Go through the material below and copy all lines with "text".

+-------+

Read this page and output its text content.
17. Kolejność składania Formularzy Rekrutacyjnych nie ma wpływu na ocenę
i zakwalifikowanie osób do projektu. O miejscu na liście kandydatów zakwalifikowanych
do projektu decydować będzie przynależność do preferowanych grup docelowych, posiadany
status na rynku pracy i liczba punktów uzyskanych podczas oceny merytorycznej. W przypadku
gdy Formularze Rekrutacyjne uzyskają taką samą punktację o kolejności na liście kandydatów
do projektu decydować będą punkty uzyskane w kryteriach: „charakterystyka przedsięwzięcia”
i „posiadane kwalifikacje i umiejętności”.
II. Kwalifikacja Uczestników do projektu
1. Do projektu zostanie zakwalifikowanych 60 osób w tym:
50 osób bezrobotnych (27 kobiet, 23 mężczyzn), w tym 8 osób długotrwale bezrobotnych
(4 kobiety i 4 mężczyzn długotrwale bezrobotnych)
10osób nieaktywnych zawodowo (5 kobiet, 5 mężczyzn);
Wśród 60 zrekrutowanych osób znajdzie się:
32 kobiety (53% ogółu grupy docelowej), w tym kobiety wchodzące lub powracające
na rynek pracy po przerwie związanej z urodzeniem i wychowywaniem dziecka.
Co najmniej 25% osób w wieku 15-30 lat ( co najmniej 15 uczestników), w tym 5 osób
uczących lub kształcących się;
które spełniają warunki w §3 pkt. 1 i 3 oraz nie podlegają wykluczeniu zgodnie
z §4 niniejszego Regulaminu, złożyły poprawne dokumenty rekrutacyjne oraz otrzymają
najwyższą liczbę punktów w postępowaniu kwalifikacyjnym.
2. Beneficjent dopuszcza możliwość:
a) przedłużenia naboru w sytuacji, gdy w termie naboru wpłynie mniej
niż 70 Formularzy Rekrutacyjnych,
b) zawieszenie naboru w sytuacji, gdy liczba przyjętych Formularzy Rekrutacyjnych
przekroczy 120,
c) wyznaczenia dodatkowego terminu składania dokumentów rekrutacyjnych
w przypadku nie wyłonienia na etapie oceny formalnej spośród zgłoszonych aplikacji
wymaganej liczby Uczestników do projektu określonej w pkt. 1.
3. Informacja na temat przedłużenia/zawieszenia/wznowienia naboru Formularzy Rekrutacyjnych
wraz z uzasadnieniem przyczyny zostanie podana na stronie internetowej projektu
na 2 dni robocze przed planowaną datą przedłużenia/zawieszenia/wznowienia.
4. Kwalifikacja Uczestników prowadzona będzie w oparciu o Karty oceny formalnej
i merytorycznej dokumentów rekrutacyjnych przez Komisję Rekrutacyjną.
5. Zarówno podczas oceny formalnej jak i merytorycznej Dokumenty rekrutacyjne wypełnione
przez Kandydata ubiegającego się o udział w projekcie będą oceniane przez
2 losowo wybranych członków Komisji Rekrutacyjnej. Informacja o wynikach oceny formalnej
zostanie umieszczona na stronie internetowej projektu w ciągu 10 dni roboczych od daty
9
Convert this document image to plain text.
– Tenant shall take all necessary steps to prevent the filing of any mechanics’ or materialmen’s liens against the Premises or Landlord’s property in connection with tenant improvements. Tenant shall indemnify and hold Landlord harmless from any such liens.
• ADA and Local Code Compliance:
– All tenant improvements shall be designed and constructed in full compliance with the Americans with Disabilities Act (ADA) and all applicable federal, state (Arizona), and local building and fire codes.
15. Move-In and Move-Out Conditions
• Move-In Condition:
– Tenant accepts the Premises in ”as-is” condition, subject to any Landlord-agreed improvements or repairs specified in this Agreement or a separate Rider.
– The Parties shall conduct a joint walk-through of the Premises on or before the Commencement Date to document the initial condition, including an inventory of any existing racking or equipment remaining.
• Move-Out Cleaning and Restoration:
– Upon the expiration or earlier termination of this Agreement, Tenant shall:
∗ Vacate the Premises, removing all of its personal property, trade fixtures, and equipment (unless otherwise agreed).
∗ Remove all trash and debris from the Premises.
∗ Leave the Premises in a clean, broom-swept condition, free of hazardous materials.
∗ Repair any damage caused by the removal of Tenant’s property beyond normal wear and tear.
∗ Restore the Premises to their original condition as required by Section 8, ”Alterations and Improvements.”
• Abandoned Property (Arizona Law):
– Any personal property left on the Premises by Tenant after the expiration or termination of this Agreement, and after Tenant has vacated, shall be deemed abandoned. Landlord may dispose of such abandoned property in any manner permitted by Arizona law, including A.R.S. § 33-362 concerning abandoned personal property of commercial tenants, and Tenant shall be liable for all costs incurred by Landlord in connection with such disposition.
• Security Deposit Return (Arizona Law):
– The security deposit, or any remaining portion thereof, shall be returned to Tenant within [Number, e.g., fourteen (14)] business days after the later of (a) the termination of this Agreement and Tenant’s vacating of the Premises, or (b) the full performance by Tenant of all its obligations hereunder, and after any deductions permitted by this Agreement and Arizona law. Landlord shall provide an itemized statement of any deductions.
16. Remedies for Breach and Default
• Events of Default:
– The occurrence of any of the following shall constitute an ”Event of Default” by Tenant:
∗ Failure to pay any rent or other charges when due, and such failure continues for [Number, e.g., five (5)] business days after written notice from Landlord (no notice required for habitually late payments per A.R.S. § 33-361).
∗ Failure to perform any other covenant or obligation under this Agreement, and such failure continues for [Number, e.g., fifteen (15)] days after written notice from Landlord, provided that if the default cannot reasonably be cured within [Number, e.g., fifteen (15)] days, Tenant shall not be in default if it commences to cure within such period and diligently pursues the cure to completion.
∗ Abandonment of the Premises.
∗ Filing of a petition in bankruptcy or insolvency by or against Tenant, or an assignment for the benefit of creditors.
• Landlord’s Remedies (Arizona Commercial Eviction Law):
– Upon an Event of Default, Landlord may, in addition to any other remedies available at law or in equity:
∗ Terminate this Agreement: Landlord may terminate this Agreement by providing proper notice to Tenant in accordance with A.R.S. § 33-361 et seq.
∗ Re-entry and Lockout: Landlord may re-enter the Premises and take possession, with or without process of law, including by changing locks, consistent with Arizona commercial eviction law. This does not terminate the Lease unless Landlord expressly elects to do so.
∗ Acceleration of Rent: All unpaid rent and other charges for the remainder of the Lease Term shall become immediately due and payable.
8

+-------+

Full solution =>
Read this page and output its text content.
Convert this document image to plain text.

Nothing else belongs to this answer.